** Begin STORED RECORDS **
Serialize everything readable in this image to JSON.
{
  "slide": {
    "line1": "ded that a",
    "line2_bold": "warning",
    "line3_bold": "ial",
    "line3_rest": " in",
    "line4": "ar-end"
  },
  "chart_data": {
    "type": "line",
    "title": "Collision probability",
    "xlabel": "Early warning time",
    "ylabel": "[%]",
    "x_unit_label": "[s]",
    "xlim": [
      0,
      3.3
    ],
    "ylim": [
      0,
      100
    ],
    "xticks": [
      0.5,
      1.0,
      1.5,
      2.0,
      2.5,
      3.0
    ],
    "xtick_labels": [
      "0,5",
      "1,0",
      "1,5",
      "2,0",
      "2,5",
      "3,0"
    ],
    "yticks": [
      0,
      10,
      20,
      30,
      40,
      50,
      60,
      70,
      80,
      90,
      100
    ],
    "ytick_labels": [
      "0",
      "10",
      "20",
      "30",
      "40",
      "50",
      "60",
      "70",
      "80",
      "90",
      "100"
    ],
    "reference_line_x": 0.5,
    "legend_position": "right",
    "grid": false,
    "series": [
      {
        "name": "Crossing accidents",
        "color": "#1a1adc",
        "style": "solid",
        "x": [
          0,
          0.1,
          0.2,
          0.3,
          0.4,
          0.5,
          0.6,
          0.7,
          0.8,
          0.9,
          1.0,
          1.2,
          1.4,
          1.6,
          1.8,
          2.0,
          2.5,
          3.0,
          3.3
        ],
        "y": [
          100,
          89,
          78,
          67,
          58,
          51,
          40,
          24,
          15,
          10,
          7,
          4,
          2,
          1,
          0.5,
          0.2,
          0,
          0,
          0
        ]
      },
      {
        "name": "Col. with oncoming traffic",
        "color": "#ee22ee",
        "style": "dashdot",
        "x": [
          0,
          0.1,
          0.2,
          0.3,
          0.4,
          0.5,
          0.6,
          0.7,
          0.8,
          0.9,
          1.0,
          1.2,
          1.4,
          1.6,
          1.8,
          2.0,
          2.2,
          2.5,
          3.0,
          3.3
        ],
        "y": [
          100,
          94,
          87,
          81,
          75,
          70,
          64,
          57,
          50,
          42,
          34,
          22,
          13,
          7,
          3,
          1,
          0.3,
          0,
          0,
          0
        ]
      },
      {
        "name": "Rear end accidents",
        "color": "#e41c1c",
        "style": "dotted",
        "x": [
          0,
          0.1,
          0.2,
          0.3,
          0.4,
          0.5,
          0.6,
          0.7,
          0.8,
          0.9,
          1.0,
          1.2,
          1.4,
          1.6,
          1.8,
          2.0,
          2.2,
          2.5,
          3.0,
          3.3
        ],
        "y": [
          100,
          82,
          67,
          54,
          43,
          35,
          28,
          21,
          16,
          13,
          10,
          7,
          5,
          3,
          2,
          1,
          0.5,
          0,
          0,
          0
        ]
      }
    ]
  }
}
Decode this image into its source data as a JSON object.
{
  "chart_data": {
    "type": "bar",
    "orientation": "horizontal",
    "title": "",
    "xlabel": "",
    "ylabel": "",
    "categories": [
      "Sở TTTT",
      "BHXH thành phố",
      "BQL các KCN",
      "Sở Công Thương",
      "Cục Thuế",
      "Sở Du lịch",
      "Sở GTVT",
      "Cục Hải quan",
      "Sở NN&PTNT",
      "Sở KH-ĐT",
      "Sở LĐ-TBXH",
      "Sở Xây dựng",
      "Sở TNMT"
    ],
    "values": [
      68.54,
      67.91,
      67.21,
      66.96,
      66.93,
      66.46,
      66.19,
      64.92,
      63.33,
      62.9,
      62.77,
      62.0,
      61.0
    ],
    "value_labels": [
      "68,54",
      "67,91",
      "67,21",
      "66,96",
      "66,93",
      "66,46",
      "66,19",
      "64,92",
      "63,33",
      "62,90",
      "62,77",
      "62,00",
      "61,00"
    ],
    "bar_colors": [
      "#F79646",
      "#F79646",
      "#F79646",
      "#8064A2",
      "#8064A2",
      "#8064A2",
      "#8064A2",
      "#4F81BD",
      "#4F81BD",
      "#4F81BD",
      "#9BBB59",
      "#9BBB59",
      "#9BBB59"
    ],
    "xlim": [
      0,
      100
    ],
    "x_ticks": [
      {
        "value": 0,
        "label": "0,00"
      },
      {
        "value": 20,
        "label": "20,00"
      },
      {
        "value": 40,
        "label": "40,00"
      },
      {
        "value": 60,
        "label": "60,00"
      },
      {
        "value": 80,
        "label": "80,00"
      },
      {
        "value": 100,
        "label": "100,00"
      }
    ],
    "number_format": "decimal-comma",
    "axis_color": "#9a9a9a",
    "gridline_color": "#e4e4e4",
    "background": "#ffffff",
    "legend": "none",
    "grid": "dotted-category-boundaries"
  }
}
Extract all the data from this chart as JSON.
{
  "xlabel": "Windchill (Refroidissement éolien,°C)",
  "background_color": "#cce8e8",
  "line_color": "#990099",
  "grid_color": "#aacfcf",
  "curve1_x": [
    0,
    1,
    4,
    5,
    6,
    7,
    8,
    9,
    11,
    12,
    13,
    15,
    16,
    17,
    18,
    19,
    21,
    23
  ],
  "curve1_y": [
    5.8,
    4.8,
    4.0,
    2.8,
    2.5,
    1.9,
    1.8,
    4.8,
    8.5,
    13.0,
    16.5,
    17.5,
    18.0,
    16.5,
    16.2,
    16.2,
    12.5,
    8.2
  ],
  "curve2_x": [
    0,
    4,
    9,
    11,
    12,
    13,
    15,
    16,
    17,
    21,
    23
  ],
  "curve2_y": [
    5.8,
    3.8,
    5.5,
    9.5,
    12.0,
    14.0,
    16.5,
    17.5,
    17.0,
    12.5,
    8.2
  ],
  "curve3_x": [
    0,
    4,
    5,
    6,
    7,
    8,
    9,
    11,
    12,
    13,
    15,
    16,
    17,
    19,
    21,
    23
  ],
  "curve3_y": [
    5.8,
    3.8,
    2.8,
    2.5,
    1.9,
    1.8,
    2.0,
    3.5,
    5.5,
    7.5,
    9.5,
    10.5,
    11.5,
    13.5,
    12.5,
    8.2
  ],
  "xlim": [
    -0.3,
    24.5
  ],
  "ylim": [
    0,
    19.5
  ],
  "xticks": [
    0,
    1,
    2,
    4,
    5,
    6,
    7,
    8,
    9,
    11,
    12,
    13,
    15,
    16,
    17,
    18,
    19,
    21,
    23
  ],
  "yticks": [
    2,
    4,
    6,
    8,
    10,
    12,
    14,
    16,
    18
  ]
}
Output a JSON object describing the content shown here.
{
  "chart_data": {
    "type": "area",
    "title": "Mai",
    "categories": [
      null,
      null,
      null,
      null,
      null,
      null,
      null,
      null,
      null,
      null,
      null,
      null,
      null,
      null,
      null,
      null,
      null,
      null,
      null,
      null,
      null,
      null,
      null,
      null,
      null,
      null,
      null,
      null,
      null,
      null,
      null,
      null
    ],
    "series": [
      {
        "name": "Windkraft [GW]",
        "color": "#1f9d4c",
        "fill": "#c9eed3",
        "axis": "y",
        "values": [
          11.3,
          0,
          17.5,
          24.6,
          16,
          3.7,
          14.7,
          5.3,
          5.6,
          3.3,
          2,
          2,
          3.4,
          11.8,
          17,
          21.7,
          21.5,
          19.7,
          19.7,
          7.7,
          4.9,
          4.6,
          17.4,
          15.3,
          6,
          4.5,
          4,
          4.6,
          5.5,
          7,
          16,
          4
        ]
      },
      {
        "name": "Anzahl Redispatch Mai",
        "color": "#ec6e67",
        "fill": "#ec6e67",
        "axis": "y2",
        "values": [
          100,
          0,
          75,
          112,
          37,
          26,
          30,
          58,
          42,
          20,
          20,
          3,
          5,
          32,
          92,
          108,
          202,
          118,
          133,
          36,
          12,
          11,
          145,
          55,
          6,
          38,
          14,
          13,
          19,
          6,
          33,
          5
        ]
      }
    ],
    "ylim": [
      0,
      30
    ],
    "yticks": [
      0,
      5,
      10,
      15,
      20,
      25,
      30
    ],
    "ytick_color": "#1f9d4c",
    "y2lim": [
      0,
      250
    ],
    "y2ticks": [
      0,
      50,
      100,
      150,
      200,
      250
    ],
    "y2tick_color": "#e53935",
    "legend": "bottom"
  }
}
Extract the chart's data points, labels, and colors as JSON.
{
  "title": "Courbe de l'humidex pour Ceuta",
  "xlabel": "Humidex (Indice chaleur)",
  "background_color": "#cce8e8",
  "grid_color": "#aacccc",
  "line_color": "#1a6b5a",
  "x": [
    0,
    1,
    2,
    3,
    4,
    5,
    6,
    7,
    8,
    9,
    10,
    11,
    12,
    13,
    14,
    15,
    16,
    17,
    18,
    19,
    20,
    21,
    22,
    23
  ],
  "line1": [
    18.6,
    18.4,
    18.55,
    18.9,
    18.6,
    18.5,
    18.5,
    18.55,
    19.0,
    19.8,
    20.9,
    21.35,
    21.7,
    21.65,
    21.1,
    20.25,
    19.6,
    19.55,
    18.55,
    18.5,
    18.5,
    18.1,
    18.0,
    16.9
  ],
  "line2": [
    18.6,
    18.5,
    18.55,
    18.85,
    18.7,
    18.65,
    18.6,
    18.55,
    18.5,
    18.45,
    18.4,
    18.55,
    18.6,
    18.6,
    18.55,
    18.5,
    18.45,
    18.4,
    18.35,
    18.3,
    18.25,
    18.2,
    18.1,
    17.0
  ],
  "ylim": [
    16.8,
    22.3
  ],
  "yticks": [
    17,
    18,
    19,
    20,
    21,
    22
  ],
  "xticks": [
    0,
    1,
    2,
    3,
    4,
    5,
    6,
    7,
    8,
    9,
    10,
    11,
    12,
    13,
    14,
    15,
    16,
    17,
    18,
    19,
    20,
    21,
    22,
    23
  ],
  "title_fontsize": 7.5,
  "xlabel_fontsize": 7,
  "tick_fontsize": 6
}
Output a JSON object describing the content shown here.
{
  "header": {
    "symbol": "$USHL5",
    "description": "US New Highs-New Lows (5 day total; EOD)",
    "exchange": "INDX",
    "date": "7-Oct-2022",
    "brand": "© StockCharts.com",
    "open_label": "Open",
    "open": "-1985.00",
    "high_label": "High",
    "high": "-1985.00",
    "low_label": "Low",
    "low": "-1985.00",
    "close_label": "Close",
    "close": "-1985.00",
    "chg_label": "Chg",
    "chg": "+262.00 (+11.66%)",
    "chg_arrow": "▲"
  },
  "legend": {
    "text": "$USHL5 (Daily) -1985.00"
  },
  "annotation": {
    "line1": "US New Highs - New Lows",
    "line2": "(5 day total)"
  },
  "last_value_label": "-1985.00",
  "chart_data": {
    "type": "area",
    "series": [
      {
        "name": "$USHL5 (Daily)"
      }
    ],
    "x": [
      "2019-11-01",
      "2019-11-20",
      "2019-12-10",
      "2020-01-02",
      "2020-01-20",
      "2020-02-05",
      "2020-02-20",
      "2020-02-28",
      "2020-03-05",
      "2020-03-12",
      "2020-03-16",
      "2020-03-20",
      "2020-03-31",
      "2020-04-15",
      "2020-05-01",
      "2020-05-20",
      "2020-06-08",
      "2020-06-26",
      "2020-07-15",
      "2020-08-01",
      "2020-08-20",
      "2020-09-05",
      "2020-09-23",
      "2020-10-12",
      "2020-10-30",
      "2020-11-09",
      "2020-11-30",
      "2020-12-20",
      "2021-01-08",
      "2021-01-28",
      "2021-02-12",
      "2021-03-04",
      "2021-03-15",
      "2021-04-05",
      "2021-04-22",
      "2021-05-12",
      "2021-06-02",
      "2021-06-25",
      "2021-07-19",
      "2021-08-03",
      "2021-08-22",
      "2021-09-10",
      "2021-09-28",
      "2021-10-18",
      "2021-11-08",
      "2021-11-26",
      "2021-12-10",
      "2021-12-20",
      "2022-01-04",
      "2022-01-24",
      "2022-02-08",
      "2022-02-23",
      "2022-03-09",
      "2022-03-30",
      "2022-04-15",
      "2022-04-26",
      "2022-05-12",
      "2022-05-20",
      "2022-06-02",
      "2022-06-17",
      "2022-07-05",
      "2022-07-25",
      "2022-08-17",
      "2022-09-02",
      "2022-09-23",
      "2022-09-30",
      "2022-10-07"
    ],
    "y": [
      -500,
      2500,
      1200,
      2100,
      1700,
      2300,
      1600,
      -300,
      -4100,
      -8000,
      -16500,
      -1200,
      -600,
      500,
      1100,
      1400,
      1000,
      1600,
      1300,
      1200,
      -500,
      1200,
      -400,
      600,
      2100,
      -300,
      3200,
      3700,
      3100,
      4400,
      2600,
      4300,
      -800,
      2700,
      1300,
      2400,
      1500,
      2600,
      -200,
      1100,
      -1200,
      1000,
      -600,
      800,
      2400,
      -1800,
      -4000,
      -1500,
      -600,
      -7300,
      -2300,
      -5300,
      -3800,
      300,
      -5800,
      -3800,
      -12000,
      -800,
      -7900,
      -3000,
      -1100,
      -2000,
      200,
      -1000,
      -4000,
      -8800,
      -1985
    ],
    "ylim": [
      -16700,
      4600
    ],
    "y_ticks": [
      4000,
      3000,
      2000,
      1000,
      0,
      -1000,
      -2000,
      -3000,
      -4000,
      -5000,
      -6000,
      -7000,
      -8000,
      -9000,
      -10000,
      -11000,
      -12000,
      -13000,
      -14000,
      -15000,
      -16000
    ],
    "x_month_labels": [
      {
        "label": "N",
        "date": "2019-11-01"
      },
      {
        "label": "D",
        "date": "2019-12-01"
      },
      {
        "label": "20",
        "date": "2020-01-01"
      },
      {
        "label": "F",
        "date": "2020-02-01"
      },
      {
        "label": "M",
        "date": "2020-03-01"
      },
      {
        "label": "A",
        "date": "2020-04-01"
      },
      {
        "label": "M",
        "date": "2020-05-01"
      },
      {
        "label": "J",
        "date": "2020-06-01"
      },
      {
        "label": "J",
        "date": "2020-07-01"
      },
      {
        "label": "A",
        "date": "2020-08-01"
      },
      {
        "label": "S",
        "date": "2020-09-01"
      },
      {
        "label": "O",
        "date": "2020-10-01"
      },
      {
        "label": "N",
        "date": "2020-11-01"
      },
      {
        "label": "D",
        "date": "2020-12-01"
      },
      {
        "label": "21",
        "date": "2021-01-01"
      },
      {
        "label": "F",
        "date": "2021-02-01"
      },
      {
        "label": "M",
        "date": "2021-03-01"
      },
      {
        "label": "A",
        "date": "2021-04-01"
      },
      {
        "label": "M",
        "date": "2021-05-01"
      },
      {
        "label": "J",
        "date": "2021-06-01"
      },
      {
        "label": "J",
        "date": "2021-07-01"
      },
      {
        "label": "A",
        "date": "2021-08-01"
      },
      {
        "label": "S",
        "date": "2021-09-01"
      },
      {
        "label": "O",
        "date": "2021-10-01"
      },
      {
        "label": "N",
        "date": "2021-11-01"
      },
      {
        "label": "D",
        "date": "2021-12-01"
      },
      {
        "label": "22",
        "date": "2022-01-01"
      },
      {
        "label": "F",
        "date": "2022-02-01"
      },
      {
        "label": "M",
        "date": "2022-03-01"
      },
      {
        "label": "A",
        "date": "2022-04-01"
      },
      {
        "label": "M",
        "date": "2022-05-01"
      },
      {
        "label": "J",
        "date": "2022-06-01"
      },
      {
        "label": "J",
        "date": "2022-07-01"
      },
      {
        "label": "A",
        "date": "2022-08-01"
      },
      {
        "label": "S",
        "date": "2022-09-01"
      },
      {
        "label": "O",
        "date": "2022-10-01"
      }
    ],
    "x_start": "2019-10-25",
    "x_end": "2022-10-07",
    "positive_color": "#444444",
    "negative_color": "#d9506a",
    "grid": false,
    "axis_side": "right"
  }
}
** End STORED RECORDS **
Check the data for the word "dotted" and pull out the lines that have it.

        "style": "dotted",
    "grid": "dotted-category-boundaries"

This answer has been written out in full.